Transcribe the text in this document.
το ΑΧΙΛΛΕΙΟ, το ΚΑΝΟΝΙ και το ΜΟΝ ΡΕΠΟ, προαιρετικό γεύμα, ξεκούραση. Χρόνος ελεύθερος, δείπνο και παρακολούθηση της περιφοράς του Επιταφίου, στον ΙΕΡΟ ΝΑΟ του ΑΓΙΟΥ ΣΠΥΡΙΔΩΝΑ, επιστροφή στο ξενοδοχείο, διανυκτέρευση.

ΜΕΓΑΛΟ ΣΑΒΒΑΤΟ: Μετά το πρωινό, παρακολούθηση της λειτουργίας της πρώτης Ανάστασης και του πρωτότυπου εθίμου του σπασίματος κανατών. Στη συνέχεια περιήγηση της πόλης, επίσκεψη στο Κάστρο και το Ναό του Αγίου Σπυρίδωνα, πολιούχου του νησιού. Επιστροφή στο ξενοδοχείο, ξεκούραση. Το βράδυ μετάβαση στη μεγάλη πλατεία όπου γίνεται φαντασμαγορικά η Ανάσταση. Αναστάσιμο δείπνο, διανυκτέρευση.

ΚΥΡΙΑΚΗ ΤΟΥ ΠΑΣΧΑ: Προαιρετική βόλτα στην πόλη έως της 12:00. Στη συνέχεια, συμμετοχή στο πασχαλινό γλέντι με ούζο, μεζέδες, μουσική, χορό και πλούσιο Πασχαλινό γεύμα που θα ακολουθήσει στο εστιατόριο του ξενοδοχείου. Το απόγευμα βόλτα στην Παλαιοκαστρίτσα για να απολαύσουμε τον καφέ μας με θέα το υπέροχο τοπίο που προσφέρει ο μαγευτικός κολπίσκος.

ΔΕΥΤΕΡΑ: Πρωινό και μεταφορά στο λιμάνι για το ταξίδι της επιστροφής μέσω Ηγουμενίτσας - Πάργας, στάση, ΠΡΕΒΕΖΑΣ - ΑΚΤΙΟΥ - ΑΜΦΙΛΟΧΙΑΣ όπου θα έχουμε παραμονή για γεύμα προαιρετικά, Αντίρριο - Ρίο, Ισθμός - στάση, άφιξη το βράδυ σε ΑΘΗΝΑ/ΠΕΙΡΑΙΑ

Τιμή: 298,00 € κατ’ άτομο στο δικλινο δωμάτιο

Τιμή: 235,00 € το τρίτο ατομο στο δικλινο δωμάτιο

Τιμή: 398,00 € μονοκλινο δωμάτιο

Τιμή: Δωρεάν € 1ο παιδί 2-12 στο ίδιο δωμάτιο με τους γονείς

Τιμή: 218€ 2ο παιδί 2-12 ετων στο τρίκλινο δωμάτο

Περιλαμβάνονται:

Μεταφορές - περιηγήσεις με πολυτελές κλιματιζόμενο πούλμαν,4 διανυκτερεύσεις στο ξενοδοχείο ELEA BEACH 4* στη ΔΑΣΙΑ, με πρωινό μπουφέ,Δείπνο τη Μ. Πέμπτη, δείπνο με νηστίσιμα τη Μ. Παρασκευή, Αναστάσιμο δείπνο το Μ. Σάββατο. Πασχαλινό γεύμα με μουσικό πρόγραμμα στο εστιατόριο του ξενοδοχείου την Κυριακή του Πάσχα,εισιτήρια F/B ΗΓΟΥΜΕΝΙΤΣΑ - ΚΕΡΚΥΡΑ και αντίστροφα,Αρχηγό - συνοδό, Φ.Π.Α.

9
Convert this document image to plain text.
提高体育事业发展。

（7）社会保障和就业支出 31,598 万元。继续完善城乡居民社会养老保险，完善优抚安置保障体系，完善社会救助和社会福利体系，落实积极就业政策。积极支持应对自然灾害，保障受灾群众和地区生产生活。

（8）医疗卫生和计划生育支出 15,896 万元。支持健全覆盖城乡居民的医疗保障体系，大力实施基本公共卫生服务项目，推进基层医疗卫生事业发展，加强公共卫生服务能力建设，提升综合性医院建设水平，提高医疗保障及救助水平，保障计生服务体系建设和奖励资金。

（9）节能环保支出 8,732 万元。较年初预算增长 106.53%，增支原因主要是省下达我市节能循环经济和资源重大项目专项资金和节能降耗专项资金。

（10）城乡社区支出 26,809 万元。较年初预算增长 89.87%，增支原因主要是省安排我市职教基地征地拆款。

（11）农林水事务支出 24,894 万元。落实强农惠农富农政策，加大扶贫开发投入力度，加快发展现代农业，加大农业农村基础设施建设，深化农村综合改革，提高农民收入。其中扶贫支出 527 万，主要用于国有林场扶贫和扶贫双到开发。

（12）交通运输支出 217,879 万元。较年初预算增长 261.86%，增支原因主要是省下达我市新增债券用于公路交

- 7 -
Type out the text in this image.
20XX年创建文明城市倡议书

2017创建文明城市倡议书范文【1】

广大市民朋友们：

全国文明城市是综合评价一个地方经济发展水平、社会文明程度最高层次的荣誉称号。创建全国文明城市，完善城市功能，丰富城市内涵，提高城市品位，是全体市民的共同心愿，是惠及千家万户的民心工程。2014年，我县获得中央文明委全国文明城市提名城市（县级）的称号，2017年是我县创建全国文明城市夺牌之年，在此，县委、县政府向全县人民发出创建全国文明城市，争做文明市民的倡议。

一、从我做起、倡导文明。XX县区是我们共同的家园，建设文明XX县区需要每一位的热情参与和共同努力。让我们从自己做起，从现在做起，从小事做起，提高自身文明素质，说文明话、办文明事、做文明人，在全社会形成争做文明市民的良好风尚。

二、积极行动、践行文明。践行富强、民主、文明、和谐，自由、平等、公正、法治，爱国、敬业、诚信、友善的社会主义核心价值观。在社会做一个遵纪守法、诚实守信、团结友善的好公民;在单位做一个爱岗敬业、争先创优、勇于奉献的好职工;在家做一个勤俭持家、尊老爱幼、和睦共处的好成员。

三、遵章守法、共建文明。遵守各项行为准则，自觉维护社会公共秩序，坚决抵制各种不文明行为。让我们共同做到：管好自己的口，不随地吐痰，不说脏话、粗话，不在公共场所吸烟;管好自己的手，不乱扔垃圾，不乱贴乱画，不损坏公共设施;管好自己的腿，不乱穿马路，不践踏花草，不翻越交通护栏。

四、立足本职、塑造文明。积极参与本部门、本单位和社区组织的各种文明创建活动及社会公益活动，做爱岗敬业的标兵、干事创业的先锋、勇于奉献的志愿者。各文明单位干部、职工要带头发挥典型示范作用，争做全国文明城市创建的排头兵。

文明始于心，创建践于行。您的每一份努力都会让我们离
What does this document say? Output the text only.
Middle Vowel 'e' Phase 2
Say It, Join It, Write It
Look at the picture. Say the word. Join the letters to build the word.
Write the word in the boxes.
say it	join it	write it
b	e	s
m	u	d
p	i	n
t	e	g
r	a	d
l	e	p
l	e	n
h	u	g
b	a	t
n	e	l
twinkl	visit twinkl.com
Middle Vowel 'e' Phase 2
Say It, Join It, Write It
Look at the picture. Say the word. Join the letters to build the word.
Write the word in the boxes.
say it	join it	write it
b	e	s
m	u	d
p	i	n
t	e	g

▶ **STATED PROBLEM**
Answer with one number only: how many lines above contain the word "παιδί".

▶ **TASK ANSWER**
2